● Objective:
Reproduce the stock warrant text below word for word, from "THIS WARRANT AND THE" up to and including "IS NOT REQUIRED.".

● Text shown:
Exhibit 10.3

                                    EXHIBIT B

THIS WARRANT AND THE UNDERLYING SHARES OF COMMON STOCK HAVE NOT BEEN REGISTERED
UNDER THE SECURITIES ACT OF 1933, AS AMENDED (THE "SECURITIES ACT"), OR
APPLICABLE STATE SECURITIES LAWS. THIS WARRANT AND, IF EXERCISED, THE UNDERLYING
SHARES OF COMMON STOCK, HAVE BEEN ACQUIRED FOR INVESTMENT AND NOT WITH A VIEW TO
THEIR DISTRIBUTION OR RESALE, AND MAY NOT BE SOLD, PLEDGED OR OTHERWISE
TRANSFERRED WITHOUT AN EFFECTIVE REGISTRATION STATEMENT FOR SUCH SECURITIES
UNDER THE SECURITIES ACT AND APPLICABLE STATE SECURITIES LAWS OR AN OPINION OF
COUNSEL SATISFACTORY TO THE CORPORATION THAT SUCH REGISTRATION IS NOT REQUIRED.

                              PARK CITY GROUP, INC.
                        WARRANT TO PURCHASE COMMON STOCK

                                                                 August 16, 2002


                           Void After August 16, 2007

THIS CERTIFIES THAT, for value received, , with his principal office at , or its
assigns (the "Holder"), is entitled to subscribe for and purchase at the
Exercise Price (defined below) from PARK CITY GROUP, INC., a Nevada corporation,
with its principal office at 333 Main Street Suite 300; P.O. Box 5000; Park
City, Utah 84060 (the "Corporation") up to shares of common stock, par value
$.01 per share, of the Corporation (the "Common Stock").

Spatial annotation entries
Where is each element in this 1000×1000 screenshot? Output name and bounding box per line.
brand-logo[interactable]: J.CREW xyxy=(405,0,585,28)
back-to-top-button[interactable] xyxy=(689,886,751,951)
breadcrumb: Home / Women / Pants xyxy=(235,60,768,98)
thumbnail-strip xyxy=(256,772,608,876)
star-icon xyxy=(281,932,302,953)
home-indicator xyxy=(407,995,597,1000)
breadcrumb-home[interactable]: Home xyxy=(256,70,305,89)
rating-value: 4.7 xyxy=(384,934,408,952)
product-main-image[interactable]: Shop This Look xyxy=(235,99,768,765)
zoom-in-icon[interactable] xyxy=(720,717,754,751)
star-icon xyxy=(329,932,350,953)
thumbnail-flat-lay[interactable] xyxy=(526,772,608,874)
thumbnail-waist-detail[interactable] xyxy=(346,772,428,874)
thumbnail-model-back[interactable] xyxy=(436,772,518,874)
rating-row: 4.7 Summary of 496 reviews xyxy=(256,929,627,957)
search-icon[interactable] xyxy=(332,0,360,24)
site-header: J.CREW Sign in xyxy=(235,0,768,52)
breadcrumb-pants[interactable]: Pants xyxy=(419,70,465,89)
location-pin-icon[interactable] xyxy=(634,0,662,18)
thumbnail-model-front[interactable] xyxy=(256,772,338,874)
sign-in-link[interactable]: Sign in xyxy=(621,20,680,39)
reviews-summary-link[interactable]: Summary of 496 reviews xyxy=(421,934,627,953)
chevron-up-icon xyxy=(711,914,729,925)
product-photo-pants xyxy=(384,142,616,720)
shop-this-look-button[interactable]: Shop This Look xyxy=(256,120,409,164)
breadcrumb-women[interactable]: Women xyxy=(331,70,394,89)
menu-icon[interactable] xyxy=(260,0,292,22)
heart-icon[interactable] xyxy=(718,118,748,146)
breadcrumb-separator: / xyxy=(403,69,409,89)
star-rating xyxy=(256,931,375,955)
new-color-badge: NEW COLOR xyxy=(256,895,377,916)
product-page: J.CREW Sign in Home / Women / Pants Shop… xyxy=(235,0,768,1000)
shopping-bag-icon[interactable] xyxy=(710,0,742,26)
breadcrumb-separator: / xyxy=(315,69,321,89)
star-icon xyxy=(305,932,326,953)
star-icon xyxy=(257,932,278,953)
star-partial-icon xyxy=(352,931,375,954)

● Exercise response:
THIS WARRANT AND THE UNDERLYING SHARES OF COMMON STOCK HAVE NOT BEEN REGISTERED
UNDER THE SECURITIES ACT OF 1933, AS AMENDED (THE "SECURITIES ACT"), OR
APPLICABLE STATE SECURITIES LAWS. THIS WARRANT AND, IF EXERCISED, THE UNDERLYING
SHARES OF COMMON STOCK, HAVE BEEN ACQUIRED FOR INVESTMENT AND NOT WITH A VIEW TO
THEIR DISTRIBUTION OR RESALE, AND MAY NOT BE SOLD, PLEDGED OR OTHERWISE
TRANSFERRED WITHOUT AN EFFECTIVE REGISTRATION STATEMENT FOR SUCH SECURITIES
UNDER THE SECURITIES ACT AND APPLICABLE STATE SECURITIES LAWS OR AN OPINION OF
COUNSEL SATISFACTORY TO THE CORPORATION THAT SUCH REGISTRATION IS NOT REQUIRED.